- [Collected data entries]:

▶

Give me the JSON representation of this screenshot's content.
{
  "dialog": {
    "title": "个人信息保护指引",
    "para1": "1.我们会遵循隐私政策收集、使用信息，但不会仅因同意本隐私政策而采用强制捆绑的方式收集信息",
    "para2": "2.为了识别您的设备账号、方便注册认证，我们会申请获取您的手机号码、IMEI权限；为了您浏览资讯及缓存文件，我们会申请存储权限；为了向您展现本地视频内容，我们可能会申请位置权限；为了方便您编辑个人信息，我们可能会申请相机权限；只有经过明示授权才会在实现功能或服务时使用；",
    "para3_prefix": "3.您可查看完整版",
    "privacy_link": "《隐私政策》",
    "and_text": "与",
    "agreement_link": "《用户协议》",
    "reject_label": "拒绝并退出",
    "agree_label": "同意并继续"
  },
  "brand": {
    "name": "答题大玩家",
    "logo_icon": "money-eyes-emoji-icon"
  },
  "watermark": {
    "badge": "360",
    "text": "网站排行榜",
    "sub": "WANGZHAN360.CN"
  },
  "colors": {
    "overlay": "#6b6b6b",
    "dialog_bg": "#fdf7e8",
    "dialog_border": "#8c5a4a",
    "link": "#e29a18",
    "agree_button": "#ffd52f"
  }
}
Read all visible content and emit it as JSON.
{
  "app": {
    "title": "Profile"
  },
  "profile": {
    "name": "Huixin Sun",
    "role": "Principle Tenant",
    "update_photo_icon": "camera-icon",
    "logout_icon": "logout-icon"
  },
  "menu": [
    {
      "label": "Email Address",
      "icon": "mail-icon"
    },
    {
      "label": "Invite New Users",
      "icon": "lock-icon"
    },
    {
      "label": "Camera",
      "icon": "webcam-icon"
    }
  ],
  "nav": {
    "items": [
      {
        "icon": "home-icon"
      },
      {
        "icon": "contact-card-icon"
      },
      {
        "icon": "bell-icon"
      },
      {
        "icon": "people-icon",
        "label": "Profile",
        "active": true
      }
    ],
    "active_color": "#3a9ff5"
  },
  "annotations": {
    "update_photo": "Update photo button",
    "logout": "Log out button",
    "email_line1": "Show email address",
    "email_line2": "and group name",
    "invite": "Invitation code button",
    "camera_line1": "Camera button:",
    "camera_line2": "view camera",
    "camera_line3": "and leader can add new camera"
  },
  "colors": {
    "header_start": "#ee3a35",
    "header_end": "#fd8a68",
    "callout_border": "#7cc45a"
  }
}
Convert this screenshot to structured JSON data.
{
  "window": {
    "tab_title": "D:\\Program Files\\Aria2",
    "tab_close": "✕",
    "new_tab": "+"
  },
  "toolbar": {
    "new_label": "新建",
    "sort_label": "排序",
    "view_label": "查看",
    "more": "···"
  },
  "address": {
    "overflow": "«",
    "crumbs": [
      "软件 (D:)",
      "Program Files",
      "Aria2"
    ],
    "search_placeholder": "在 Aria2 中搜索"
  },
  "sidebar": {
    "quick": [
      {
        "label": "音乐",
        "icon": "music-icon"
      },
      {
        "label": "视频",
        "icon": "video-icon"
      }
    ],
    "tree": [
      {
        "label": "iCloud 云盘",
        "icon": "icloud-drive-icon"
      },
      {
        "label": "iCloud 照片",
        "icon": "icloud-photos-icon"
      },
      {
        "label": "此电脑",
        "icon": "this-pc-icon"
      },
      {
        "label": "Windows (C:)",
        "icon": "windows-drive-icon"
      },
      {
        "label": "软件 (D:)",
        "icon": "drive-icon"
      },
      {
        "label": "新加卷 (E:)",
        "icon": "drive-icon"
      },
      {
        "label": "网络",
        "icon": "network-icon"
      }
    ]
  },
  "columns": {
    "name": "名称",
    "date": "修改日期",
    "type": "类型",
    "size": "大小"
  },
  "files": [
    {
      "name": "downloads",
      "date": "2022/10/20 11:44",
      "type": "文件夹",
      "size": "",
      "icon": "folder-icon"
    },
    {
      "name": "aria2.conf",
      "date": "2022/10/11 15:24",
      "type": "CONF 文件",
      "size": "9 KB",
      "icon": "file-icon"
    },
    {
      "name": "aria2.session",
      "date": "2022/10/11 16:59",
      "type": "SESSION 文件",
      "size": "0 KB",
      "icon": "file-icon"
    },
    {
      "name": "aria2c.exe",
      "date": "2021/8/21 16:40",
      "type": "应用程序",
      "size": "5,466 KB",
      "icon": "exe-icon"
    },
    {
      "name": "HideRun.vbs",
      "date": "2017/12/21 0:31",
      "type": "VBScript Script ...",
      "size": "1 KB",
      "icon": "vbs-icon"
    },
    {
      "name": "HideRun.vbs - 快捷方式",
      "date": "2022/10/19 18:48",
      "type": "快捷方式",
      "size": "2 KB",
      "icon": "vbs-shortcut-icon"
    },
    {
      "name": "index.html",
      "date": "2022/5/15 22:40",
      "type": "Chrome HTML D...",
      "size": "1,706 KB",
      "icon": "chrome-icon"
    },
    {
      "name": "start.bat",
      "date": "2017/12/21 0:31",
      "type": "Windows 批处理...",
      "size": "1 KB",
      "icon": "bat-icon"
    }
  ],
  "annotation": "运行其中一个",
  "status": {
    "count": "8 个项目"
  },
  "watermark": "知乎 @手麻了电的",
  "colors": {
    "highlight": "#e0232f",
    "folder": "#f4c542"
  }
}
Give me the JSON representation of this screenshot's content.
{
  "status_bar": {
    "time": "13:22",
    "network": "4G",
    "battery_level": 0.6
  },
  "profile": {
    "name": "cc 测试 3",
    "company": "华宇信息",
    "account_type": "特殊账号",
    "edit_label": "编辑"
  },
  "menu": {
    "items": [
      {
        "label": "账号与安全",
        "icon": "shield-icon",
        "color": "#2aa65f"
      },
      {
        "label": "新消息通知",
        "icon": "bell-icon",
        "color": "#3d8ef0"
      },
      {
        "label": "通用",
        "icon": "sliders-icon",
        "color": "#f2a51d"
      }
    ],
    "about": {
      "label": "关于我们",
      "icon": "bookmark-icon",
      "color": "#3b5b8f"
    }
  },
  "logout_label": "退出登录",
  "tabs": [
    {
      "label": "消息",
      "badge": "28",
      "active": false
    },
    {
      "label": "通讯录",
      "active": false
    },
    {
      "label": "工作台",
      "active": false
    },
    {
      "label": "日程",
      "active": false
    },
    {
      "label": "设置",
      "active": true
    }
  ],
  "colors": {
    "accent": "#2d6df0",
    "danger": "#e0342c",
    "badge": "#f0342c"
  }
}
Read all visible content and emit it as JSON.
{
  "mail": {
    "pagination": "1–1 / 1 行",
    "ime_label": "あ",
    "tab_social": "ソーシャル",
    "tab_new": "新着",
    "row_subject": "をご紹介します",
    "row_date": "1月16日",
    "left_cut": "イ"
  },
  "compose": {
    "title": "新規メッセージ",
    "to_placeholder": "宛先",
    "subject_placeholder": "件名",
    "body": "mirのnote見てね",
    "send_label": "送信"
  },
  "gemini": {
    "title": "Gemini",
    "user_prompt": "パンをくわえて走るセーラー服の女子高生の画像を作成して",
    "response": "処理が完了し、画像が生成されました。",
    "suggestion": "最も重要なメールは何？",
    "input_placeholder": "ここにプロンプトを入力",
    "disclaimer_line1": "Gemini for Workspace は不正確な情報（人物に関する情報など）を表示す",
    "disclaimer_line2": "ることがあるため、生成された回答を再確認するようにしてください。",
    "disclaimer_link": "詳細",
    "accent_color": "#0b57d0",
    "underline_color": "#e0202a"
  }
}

◀

- [EXERCISE PROMPT]:
Quote all of the entries verbatim.

- [CORRECT OUTPUT]:
Give me the JSON representation of this screenshot's content.
{
  "dialog": {
    "title": "个人信息保护指引",
    "para1": "1.我们会遵循隐私政策收集、使用信息，但不会仅因同意本隐私政策而采用强制捆绑的方式收集信息",
    "para2": "2.为了识别您的设备账号、方便注册认证，我们会申请获取您的手机号码、IMEI权限；为了您浏览资讯及缓存文件，我们会申请存储权限；为了向您展现本地视频内容，我们可能会申请位置权限；为了方便您编辑个人信息，我们可能会申请相机权限；只有经过明示授权才会在实现功能或服务时使用；",
    "para3_prefix": "3.您可查看完整版",
    "privacy_link": "《隐私政策》",
    "and_text": "与",
    "agreement_link": "《用户协议》",
    "reject_label": "拒绝并退出",
    "agree_label": "同意并继续"
  },
  "brand": {
    "name": "答题大玩家",
    "logo_icon": "money-eyes-emoji-icon"
  },
  "watermark": {
    "badge": "360",
    "text": "网站排行榜",
    "sub": "WANGZHAN360.CN"
  },
  "colors": {
    "overlay": "#6b6b6b",
    "dialog_bg": "#fdf7e8",
    "dialog_border": "#8c5a4a",
    "link": "#e29a18",
    "agree_button": "#ffd52f"
  }
}
Read all visible content and emit it as JSON.
{
  "app": {
    "title": "Profile"
  },
  "profile": {
    "name": "Huixin Sun",
    "role": "Principle Tenant",
    "update_photo_icon": "camera-icon",
    "logout_icon": "logout-icon"
  },
  "menu": [
    {
      "label": "Email Address",
      "icon": "mail-icon"
    },
    {
      "label": "Invite New Users",
      "icon": "lock-icon"
    },
    {
      "label": "Camera",
      "icon": "webcam-icon"
    }
  ],
  "nav": {
    "items": [
      {
        "icon": "home-icon"
      },
      {
        "icon": "contact-card-icon"
      },
      {
        "icon": "bell-icon"
      },
      {
        "icon": "people-icon",
        "label": "Profile",
        "active": true
      }
    ],
    "active_color": "#3a9ff5"
  },
  "annotations": {
    "update_photo": "Update photo button",
    "logout": "Log out button",
    "email_line1": "Show email address",
    "email_line2": "and group name",
    "invite": "Invitation code button",
    "camera_line1": "Camera button:",
    "camera_line2": "view camera",
    "camera_line3": "and leader can add new camera"
  },
  "colors": {
    "header_start": "#ee3a35",
    "header_end": "#fd8a68",
    "callout_border": "#7cc45a"
  }
}
Convert this screenshot to structured JSON data.
{
  "window": {
    "tab_title": "D:\\Program Files\\Aria2",
    "tab_close": "✕",
    "new_tab": "+"
  },
  "toolbar": {
    "new_label": "新建",
    "sort_label": "排序",
    "view_label": "查看",
    "more": "···"
  },
  "address": {
    "overflow": "«",
    "crumbs": [
      "软件 (D:)",
      "Program Files",
      "Aria2"
    ],
    "search_placeholder": "在 Aria2 中搜索"
  },
  "sidebar": {
    "quick": [
      {
        "label": "音乐",
        "icon": "music-icon"
      },
      {
        "label": "视频",
        "icon": "video-icon"
      }
    ],
    "tree": [
      {
        "label": "iCloud 云盘",
        "icon": "icloud-drive-icon"
      },
      {
        "label": "iCloud 照片",
        "icon": "icloud-photos-icon"
      },
      {
        "label": "此电脑",
        "icon": "this-pc-icon"
      },
      {
        "label": "Windows (C:)",
        "icon": "windows-drive-icon"
      },
      {
        "label": "软件 (D:)",
        "icon": "drive-icon"
      },
      {
        "label": "新加卷 (E:)",
        "icon": "drive-icon"
      },
      {
        "label": "网络",
        "icon": "network-icon"
      }
    ]
  },
  "columns": {
    "name": "名称",
    "date": "修改日期",
    "type": "类型",
    "size": "大小"
  },
  "files": [
    {
      "name": "downloads",
      "date": "2022/10/20 11:44",
      "type": "文件夹",
      "size": "",
      "icon": "folder-icon"
    },
    {
      "name": "aria2.conf",
      "date": "2022/10/11 15:24",
      "type": "CONF 文件",
      "size": "9 KB",
      "icon": "file-icon"
    },
    {
      "name": "aria2.session",
      "date": "2022/10/11 16:59",
      "type": "SESSION 文件",
      "size": "0 KB",
      "icon": "file-icon"
    },
    {
      "name": "aria2c.exe",
      "date": "2021/8/21 16:40",
      "type": "应用程序",
      "size": "5,466 KB",
      "icon": "exe-icon"
    },
    {
      "name": "HideRun.vbs",
      "date": "2017/12/21 0:31",
      "type": "VBScript Script ...",
      "size": "1 KB",
      "icon": "vbs-icon"
    },
    {
      "name": "HideRun.vbs - 快捷方式",
      "date": "2022/10/19 18:48",
      "type": "快捷方式",
      "size": "2 KB",
      "icon": "vbs-shortcut-icon"
    },
    {
      "name": "index.html",
      "date": "2022/5/15 22:40",
      "type": "Chrome HTML D...",
      "size": "1,706 KB",
      "icon": "chrome-icon"
    },
    {
      "name": "start.bat",
      "date": "2017/12/21 0:31",
      "type": "Windows 批处理...",
      "size": "1 KB",
      "icon": "bat-icon"
    }
  ],
  "annotation": "运行其中一个",
  "status": {
    "count": "8 个项目"
  },
  "watermark": "知乎 @手麻了电的",
  "colors": {
    "highlight": "#e0232f",
    "folder": "#f4c542"
  }
}
Give me the JSON representation of this screenshot's content.
{
  "status_bar": {
    "time": "13:22",
    "network": "4G",
    "battery_level": 0.6
  },
  "profile": {
    "name": "cc 测试 3",
    "company": "华宇信息",
    "account_type": "特殊账号",
    "edit_label": "编辑"
  },
  "menu": {
    "items": [
      {
        "label": "账号与安全",
        "icon": "shield-icon",
        "color": "#2aa65f"
      },
      {
        "label": "新消息通知",
        "icon": "bell-icon",
        "color": "#3d8ef0"
      },
      {
        "label": "通用",
        "icon": "sliders-icon",
        "color": "#f2a51d"
      }
    ],
    "about": {
      "label": "关于我们",
      "icon": "bookmark-icon",
      "color": "#3b5b8f"
    }
  },
  "logout_label": "退出登录",
  "tabs": [
    {
      "label": "消息",
      "badge": "28",
      "active": false
    },
    {
      "label": "通讯录",
      "active": false
    },
    {
      "label": "工作台",
      "active": false
    },
    {
      "label": "日程",
      "active": false
    },
    {
      "label": "设置",
      "active": true
    }
  ],
  "colors": {
    "accent": "#2d6df0",
    "danger": "#e0342c",
    "badge": "#f0342c"
  }
}
Read all visible content and emit it as JSON.
{
  "mail": {
    "pagination": "1–1 / 1 行",
    "ime_label": "あ",
    "tab_social": "ソーシャル",
    "tab_new": "新着",
    "row_subject": "をご紹介します",
    "row_date": "1月16日",
    "left_cut": "イ"
  },
  "compose": {
    "title": "新規メッセージ",
    "to_placeholder": "宛先",
    "subject_placeholder": "件名",
    "body": "mirのnote見てね",
    "send_label": "送信"
  },
  "gemini": {
    "title": "Gemini",
    "user_prompt": "パンをくわえて走るセーラー服の女子高生の画像を作成して",
    "response": "処理が完了し、画像が生成されました。",
    "suggestion": "最も重要なメールは何？",
    "input_placeholder": "ここにプロンプトを入力",
    "disclaimer_line1": "Gemini for Workspace は不正確な情報（人物に関する情報など）を表示す",
    "disclaimer_line2": "ることがあるため、生成された回答を再確認するようにしてください。",
    "disclaimer_link": "詳細",
    "accent_color": "#0b57d0",
    "underline_color": "#e0202a"
  }
}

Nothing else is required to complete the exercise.